* [TASK DESCRIPTION]: Skip the pictures and extract all of the lines exactly as written.

* [INFORMATION SUPPLIED]:
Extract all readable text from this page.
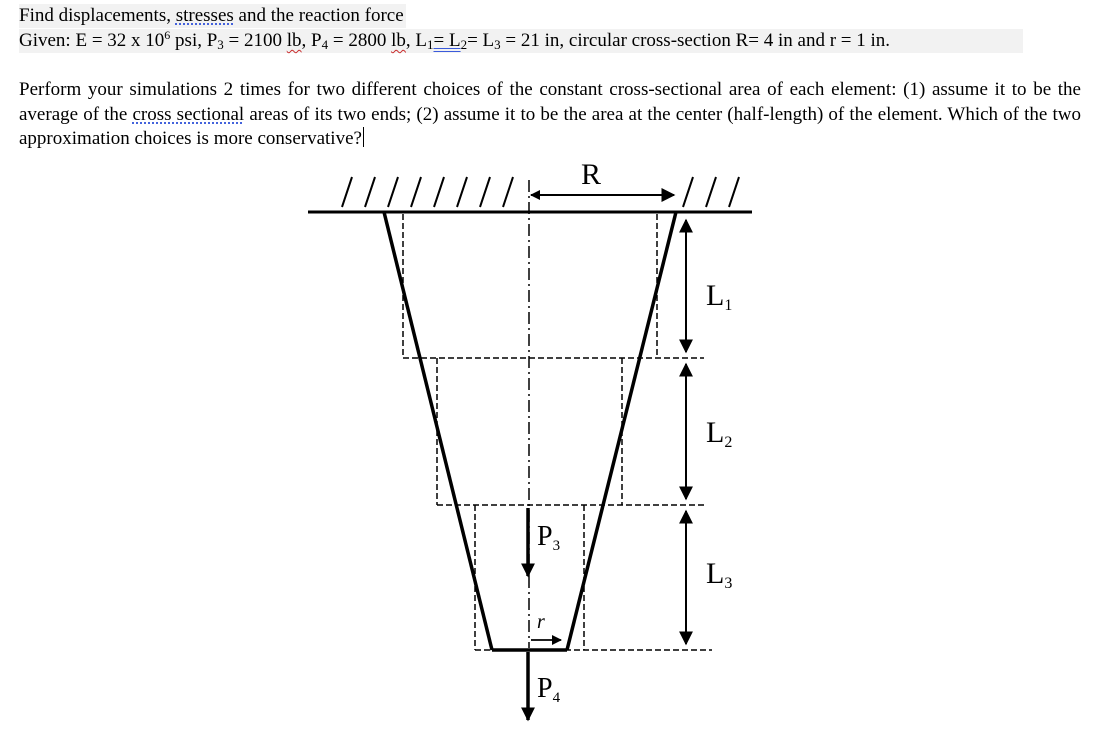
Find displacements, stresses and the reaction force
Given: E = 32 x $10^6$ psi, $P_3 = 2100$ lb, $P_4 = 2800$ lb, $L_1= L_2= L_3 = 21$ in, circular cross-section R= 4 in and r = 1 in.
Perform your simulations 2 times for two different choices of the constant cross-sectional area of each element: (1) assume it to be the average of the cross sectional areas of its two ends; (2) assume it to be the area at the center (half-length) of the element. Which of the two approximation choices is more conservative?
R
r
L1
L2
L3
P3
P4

* [RESPONSE BELOW]:
Extract all readable text from this page.
Find displacements, stresses and the reaction force
Given: E = 32 x $10^6$ psi, $P_3 = 2100$ lb, $P_4 = 2800$ lb, $L_1= L_2= L_3 = 21$ in, circular cross-section R= 4 in and r = 1 in.
Perform your simulations 2 times for two different choices of the constant cross-sectional area of each element: (1) assume it to be the average of the cross sectional areas of its two ends; (2) assume it to be the area at the center (half-length) of the element. Which of the two approximation choices is more conservative?
R
r
L1
L2
L3
P3
P4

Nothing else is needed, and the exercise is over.